— WHAT THE EXERCISE ASKS —
Every record must be repeated exactly, with no omission.

-- START OF GIVEN RECORDS --

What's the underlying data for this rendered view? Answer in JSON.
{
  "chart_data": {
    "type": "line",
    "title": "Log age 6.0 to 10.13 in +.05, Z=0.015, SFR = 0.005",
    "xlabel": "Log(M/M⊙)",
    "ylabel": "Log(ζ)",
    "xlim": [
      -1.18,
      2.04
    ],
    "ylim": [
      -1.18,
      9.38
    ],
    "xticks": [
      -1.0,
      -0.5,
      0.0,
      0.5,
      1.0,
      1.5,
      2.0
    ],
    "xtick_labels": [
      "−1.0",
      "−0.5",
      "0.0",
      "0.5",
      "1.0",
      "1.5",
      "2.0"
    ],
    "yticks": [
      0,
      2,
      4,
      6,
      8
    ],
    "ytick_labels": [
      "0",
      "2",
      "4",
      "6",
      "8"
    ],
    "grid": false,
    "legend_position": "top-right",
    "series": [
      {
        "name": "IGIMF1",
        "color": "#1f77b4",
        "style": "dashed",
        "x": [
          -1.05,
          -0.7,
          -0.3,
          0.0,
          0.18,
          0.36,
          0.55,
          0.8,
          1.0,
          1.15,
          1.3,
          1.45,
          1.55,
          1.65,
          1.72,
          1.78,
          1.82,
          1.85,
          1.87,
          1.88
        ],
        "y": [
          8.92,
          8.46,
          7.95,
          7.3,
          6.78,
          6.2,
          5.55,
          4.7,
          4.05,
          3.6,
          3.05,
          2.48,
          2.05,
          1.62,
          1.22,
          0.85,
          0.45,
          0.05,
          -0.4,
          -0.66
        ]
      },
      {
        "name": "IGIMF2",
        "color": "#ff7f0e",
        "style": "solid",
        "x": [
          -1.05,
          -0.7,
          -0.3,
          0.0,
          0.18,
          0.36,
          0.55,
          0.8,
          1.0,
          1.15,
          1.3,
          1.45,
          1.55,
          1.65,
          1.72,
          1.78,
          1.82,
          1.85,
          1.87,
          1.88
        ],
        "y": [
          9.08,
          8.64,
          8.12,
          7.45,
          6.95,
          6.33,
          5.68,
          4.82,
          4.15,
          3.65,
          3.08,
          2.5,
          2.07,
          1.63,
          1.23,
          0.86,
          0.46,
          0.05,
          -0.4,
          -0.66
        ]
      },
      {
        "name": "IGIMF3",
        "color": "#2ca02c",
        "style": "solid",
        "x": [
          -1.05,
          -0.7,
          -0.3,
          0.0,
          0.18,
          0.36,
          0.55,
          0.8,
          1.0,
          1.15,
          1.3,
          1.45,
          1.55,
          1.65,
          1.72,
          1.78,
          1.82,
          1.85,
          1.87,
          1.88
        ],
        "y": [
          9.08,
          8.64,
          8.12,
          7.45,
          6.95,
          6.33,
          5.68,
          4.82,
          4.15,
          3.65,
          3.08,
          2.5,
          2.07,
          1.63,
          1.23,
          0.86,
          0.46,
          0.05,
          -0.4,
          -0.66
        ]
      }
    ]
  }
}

-- END OF GIVEN RECORDS --

— EXERCISE RESPONSE —
What's the underlying data for this rendered view? Answer in JSON.
{
  "chart_data": {
    "type": "line",
    "title": "Log age 6.0 to 10.13 in +.05, Z=0.015, SFR = 0.005",
    "xlabel": "Log(M/M⊙)",
    "ylabel": "Log(ζ)",
    "xlim": [
      -1.18,
      2.04
    ],
    "ylim": [
      -1.18,
      9.38
    ],
    "xticks": [
      -1.0,
      -0.5,
      0.0,
      0.5,
      1.0,
      1.5,
      2.0
    ],
    "xtick_labels": [
      "−1.0",
      "−0.5",
      "0.0",
      "0.5",
      "1.0",
      "1.5",
      "2.0"
    ],
    "yticks": [
      0,
      2,
      4,
      6,
      8
    ],
    "ytick_labels": [
      "0",
      "2",
      "4",
      "6",
      "8"
    ],
    "grid": false,
    "legend_position": "top-right",
    "series": [
      {
        "name": "IGIMF1",
        "color": "#1f77b4",
        "style": "dashed",
        "x": [
          -1.05,
          -0.7,
          -0.3,
          0.0,
          0.18,
          0.36,
          0.55,
          0.8,
          1.0,
          1.15,
          1.3,
          1.45,
          1.55,
          1.65,
          1.72,
          1.78,
          1.82,
          1.85,
          1.87,
          1.88
        ],
        "y": [
          8.92,
          8.46,
          7.95,
          7.3,
          6.78,
          6.2,
          5.55,
          4.7,
          4.05,
          3.6,
          3.05,
          2.48,
          2.05,
          1.62,
          1.22,
          0.85,
          0.45,
          0.05,
          -0.4,
          -0.66
        ]
      },
      {
        "name": "IGIMF2",
        "color": "#ff7f0e",
        "style": "solid",
        "x": [
          -1.05,
          -0.7,
          -0.3,
          0.0,
          0.18,
          0.36,
          0.55,
          0.8,
          1.0,
          1.15,
          1.3,
          1.45,
          1.55,
          1.65,
          1.72,
          1.78,
          1.82,
          1.85,
          1.87,
          1.88
        ],
        "y": [
          9.08,
          8.64,
          8.12,
          7.45,
          6.95,
          6.33,
          5.68,
          4.82,
          4.15,
          3.65,
          3.08,
          2.5,
          2.07,
          1.63,
          1.23,
          0.86,
          0.46,
          0.05,
          -0.4,
          -0.66
        ]
      },
      {
        "name": "IGIMF3",
        "color": "#2ca02c",
        "style": "solid",
        "x": [
          -1.05,
          -0.7,
          -0.3,
          0.0,
          0.18,
          0.36,
          0.55,
          0.8,
          1.0,
          1.15,
          1.3,
          1.45,
          1.55,
          1.65,
          1.72,
          1.78,
          1.82,
          1.85,
          1.87,
          1.88
        ],
        "y": [
          9.08,
          8.64,
          8.12,
          7.45,
          6.95,
          6.33,
          5.68,
          4.82,
          4.15,
          3.65,
          3.08,
          2.5,
          2.07,
          1.63,
          1.23,
          0.86,
          0.46,
          0.05,
          -0.4,
          -0.66
        ]
      }
    ]
  }
}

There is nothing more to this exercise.